───── RECORDS SUPPLIED ─────

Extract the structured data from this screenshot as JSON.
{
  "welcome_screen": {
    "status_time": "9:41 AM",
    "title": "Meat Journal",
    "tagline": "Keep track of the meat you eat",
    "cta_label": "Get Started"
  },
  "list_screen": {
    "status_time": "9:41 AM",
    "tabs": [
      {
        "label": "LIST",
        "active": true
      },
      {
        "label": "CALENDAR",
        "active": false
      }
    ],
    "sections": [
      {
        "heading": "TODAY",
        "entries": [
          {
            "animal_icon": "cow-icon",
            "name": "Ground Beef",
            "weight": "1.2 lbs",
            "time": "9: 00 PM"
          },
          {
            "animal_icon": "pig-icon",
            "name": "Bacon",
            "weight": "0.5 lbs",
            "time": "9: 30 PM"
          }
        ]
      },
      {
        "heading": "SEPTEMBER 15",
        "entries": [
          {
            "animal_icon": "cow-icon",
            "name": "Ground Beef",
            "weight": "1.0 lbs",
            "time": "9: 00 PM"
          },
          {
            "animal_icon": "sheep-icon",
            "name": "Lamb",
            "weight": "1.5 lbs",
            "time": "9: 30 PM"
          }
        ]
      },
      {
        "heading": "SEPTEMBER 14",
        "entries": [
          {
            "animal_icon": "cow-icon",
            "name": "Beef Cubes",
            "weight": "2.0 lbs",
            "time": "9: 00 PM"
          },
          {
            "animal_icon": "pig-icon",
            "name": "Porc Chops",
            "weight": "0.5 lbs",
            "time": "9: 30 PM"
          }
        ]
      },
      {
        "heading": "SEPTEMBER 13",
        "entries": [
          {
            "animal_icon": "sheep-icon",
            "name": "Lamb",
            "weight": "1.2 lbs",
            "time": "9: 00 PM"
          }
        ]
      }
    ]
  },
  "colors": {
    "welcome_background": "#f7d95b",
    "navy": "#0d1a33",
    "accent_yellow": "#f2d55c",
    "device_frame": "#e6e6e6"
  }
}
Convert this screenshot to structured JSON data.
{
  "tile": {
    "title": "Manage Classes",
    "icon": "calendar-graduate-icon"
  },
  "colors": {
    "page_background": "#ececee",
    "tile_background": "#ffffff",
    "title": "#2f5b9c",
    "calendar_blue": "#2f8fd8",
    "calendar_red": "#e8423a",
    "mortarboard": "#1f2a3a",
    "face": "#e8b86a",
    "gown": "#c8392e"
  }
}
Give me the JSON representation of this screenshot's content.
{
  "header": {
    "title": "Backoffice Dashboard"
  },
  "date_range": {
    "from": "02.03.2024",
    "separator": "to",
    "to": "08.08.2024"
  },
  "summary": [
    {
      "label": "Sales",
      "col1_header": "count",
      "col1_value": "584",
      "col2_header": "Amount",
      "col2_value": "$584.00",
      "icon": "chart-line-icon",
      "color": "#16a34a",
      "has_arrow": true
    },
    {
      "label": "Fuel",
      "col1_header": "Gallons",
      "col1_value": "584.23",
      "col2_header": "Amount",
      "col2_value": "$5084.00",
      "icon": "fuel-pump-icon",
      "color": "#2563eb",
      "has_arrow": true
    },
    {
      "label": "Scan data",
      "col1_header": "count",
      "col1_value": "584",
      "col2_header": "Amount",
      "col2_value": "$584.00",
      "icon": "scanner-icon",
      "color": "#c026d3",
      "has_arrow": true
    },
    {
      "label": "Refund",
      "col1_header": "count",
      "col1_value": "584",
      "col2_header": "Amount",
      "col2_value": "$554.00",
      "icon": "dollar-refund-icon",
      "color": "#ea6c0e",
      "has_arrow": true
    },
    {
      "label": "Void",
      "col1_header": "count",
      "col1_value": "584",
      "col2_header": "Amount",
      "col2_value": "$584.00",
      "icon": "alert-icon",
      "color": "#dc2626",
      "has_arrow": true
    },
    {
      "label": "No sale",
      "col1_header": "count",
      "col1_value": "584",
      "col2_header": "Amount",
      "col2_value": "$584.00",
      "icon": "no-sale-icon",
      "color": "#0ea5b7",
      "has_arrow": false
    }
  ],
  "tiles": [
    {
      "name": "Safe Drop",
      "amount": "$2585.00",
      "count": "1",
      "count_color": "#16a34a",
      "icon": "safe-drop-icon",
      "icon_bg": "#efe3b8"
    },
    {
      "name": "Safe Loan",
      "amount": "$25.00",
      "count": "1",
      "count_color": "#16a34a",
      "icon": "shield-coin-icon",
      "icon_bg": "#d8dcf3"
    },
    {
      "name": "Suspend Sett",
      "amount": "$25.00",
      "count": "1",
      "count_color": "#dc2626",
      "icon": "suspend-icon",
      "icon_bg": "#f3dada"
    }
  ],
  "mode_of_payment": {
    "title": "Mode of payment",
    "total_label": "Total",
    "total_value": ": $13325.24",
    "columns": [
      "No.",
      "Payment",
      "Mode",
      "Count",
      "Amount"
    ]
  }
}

─────

▶ OBJECTIVE: Repeat the data exactly. Leave nothing out.

▶ SOLUTION TO THIS TASK:
Extract the structured data from this screenshot as JSON.
{
  "welcome_screen": {
    "status_time": "9:41 AM",
    "title": "Meat Journal",
    "tagline": "Keep track of the meat you eat",
    "cta_label": "Get Started"
  },
  "list_screen": {
    "status_time": "9:41 AM",
    "tabs": [
      {
        "label": "LIST",
        "active": true
      },
      {
        "label": "CALENDAR",
        "active": false
      }
    ],
    "sections": [
      {
        "heading": "TODAY",
        "entries": [
          {
            "animal_icon": "cow-icon",
            "name": "Ground Beef",
            "weight": "1.2 lbs",
            "time": "9: 00 PM"
          },
          {
            "animal_icon": "pig-icon",
            "name": "Bacon",
            "weight": "0.5 lbs",
            "time": "9: 30 PM"
          }
        ]
      },
      {
        "heading": "SEPTEMBER 15",
        "entries": [
          {
            "animal_icon": "cow-icon",
            "name": "Ground Beef",
            "weight": "1.0 lbs",
            "time": "9: 00 PM"
          },
          {
            "animal_icon": "sheep-icon",
            "name": "Lamb",
            "weight": "1.5 lbs",
            "time": "9: 30 PM"
          }
        ]
      },
      {
        "heading": "SEPTEMBER 14",
        "entries": [
          {
            "animal_icon": "cow-icon",
            "name": "Beef Cubes",
            "weight": "2.0 lbs",
            "time": "9: 00 PM"
          },
          {
            "animal_icon": "pig-icon",
            "name": "Porc Chops",
            "weight": "0.5 lbs",
            "time": "9: 30 PM"
          }
        ]
      },
      {
        "heading": "SEPTEMBER 13",
        "entries": [
          {
            "animal_icon": "sheep-icon",
            "name": "Lamb",
            "weight": "1.2 lbs",
            "time": "9: 00 PM"
          }
        ]
      }
    ]
  },
  "colors": {
    "welcome_background": "#f7d95b",
    "navy": "#0d1a33",
    "accent_yellow": "#f2d55c",
    "device_frame": "#e6e6e6"
  }
}
Convert this screenshot to structured JSON data.
{
  "tile": {
    "title": "Manage Classes",
    "icon": "calendar-graduate-icon"
  },
  "colors": {
    "page_background": "#ececee",
    "tile_background": "#ffffff",
    "title": "#2f5b9c",
    "calendar_blue": "#2f8fd8",
    "calendar_red": "#e8423a",
    "mortarboard": "#1f2a3a",
    "face": "#e8b86a",
    "gown": "#c8392e"
  }
}
Give me the JSON representation of this screenshot's content.
{
  "header": {
    "title": "Backoffice Dashboard"
  },
  "date_range": {
    "from": "02.03.2024",
    "separator": "to",
    "to": "08.08.2024"
  },
  "summary": [
    {
      "label": "Sales",
      "col1_header": "count",
      "col1_value": "584",
      "col2_header": "Amount",
      "col2_value": "$584.00",
      "icon": "chart-line-icon",
      "color": "#16a34a",
      "has_arrow": true
    },
    {
      "label": "Fuel",
      "col1_header": "Gallons",
      "col1_value": "584.23",
      "col2_header": "Amount",
      "col2_value": "$5084.00",
      "icon": "fuel-pump-icon",
      "color": "#2563eb",
      "has_arrow": true
    },
    {
      "label": "Scan data",
      "col1_header": "count",
      "col1_value": "584",
      "col2_header": "Amount",
      "col2_value": "$584.00",
      "icon": "scanner-icon",
      "color": "#c026d3",
      "has_arrow": true
    },
    {
      "label": "Refund",
      "col1_header": "count",
      "col1_value": "584",
      "col2_header": "Amount",
      "col2_value": "$554.00",
      "icon": "dollar-refund-icon",
      "color": "#ea6c0e",
      "has_arrow": true
    },
    {
      "label": "Void",
      "col1_header": "count",
      "col1_value": "584",
      "col2_header": "Amount",
      "col2_value": "$584.00",
      "icon": "alert-icon",
      "color": "#dc2626",
      "has_arrow": true
    },
    {
      "label": "No sale",
      "col1_header": "count",
      "col1_value": "584",
      "col2_header": "Amount",
      "col2_value": "$584.00",
      "icon": "no-sale-icon",
      "color": "#0ea5b7",
      "has_arrow": false
    }
  ],
  "tiles": [
    {
      "name": "Safe Drop",
      "amount": "$2585.00",
      "count": "1",
      "count_color": "#16a34a",
      "icon": "safe-drop-icon",
      "icon_bg": "#efe3b8"
    },
    {
      "name": "Safe Loan",
      "amount": "$25.00",
      "count": "1",
      "count_color": "#16a34a",
      "icon": "shield-coin-icon",
      "icon_bg": "#d8dcf3"
    },
    {
      "name": "Suspend Sett",
      "amount": "$25.00",
      "count": "1",
      "count_color": "#dc2626",
      "icon": "suspend-icon",
      "icon_bg": "#f3dada"
    }
  ],
  "mode_of_payment": {
    "title": "Mode of payment",
    "total_label": "Total",
    "total_value": ": $13325.24",
    "columns": [
      "No.",
      "Payment",
      "Mode",
      "Count",
      "Amount"
    ]
  }
}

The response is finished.